WHAT YOU WILL DO |
1. Say whether each statement agrees with the prospective payment text below, answering yes or no and quoting the deciding words from it: (a) RUGs sort skilled nursing facility patients into 44 groups; (b) the DRG payment is made per day; (c) the MDS is the assessment tool used in inpatient rehabilitation facilities.
2. Extend the prospective payment text below, picking up right after its last line.

TEXT |
=== Begin Enclosure ===
Inpatient Rehabilitation Facilities Patient Assessment Instrument (IRF-PAI): The Inpatient Rehabilitation Facilities Patient Assessment Instrument, used to classify patients into distinct groups based on clinical characteristics and expected resource needs. The PIA determines the Case Mix Group (CMG) classification.
Case Mix Group (CMG): Each CMG has a relative weight that determines the base payment rate for inpatient rehabilitation facilities under the Medicare system.
Resource Utilization Group (RUG): Classifies skilled nursing facility patients into 7 major hierarchies and 44 groups. Based on the MDS, the patient is classified into the most appropriate group, and with the highest reimbursement.
Minimum Data Sets (MDS): The assessment tool used in skilled nursing facility settings to place patients into Resource Utilization Groups (RUGs), which determines the facilities reimbursement rate.
Why a Prospective Payment System (PPS)?
The PPS also encourages efficiency. Where a hospital may have kept a patient over the weekend to perform a test or procedure on Monday, this system will encourage it to be done over the weekend, even if it means calling in staff. This can lead to faster diagnosis and treatment, shorter hospital stay, and ultimately lower cost.
Medicare’s Prospective Payment System
Acute Inpatient Hospitals
- The PPS is the DRG.
- The DRG is based on the patient diagnosis.
- The DRG payment is per stay.
- The amount of reimbursement is based on the relative weight of the DRG.
- The hospital may receive additional monies if the patient remains hospitalized significantly longer than average (an outlier).
Home Health Agencies
- The PPS is the Home Health Resource Groups (HHRGs)
=== End Enclosure ===
GIVEN INFORMATION |
=== Begin Enclosure ===
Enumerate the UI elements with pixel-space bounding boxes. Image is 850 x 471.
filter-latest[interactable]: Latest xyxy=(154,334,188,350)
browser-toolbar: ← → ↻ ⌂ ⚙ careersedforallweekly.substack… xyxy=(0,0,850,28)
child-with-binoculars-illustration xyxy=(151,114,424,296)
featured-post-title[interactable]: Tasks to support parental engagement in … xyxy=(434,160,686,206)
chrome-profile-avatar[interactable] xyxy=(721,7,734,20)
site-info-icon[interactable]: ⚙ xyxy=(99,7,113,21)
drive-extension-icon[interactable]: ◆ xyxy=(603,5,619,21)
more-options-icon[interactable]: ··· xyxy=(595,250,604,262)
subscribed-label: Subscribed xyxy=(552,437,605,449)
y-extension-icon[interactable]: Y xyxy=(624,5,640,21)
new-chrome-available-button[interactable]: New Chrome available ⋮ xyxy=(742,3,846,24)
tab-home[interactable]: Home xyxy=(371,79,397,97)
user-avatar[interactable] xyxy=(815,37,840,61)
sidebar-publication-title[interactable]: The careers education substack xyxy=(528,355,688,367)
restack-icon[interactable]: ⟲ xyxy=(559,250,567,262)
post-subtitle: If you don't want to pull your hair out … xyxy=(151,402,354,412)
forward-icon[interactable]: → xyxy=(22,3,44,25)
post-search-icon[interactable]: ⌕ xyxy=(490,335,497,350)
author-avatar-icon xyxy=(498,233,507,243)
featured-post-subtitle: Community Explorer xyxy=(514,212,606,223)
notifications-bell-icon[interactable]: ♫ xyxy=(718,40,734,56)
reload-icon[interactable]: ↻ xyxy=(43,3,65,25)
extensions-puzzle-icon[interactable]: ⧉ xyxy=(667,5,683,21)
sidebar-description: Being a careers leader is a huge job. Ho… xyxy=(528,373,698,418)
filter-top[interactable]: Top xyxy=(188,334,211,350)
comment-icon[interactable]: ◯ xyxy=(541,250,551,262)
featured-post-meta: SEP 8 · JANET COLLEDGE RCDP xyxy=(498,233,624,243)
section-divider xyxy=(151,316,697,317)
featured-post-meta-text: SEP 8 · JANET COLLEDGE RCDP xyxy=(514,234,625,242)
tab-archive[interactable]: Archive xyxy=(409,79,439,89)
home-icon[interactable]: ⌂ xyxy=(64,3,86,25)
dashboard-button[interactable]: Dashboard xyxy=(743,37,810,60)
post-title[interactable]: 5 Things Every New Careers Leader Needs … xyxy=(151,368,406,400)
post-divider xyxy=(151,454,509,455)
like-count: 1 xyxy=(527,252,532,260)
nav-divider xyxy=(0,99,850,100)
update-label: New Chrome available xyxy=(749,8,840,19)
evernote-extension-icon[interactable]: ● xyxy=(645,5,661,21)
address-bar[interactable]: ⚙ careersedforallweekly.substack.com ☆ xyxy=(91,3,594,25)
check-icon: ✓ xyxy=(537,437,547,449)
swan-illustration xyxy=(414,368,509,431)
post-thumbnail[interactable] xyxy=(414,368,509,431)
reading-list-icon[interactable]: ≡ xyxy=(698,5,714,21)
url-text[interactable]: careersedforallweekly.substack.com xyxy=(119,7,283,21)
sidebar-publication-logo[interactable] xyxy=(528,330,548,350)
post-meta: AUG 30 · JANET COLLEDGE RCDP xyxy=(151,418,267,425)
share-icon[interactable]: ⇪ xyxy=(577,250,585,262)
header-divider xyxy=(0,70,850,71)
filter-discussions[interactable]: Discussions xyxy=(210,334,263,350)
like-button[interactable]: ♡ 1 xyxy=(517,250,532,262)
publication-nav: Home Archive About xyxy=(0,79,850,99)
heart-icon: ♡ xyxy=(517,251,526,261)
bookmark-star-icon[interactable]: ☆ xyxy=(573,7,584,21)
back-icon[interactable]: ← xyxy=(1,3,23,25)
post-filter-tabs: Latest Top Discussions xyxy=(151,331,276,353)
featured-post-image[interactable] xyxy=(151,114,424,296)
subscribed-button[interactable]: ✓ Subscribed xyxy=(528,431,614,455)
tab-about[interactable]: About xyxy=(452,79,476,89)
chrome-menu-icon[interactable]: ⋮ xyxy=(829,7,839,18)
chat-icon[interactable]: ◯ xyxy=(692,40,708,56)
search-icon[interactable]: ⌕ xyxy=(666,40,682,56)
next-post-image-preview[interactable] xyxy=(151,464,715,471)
=== End Enclosure ===
EXERCISE ANSWERS |
1.
(a) Yes: "Classifies skilled nursing facility patients into 7 major hierarchies and 44 groups."
(b) No: "The DRG payment is per stay."
(c) No: "The assessment tool used in skilled nursing facility settings to place patients into Resource Utilization Groups (RUGs)"

2.
- The OASIS is the assessment tool used to determine the HHRG
- A predetermined base payment for each 60 day episode of care is based on the HHRG
- Payment is adjusted if:
1) there is a significant change in the patients condition resulting in a change to the medical orders and course of treatment and OASIS score or HHRG assignment
2) the patient requests a transfer to another home-care agency before the episode is complete. This results in a partial episode payment
3) the patient is discharged from home care and then readmitted to the same agency within the 60 day period
4) the patient requires 5 visits or fewer during the 60 day period. In this case a low utilization payment is made based on the national standard per visit rate per discipline.
5) there is an unusual variation in the amount of home health services needed. In this case an outlier payment is paid.
- A daily rate paid based on level of care:
- Routine home care
- Continuous home care
- Inpatient respite care
- General inpatient care
Inpatient Rehabilitation Facilities
- The PPS is the Case Mix Group (CMG)
- The patient is assessed using the Inpatient Rehabilitation Facilities Patient Assessment Instrument (IRF-PIA)
- IRF-PAI classifies patients into groups based on clinical characteristics and expected resource needs.
- Patient Assessment Instrument (PAI) determines the patients CMG.
- CMG determines the payment rate per stay.
Skilled Nursing Facilities
- The PPS is the Resource Utilization Groups (RUG)
- The patient is assessed using the Minimum Data Sets (MDS) assessment tool.
- Based on the MDS, the patient is placed into a RUG.
- The RUG determines the facilities reimbursement rate.
- The PPS is the Ambulatory Payment Classification System (APC)
- Included in this payment category are; hospital based clinics, ER’s, observation and ambulatory surgery.
- Encounter bases classification system.
- Payment rates are based on categories of services that are similar in cost and resource utilization.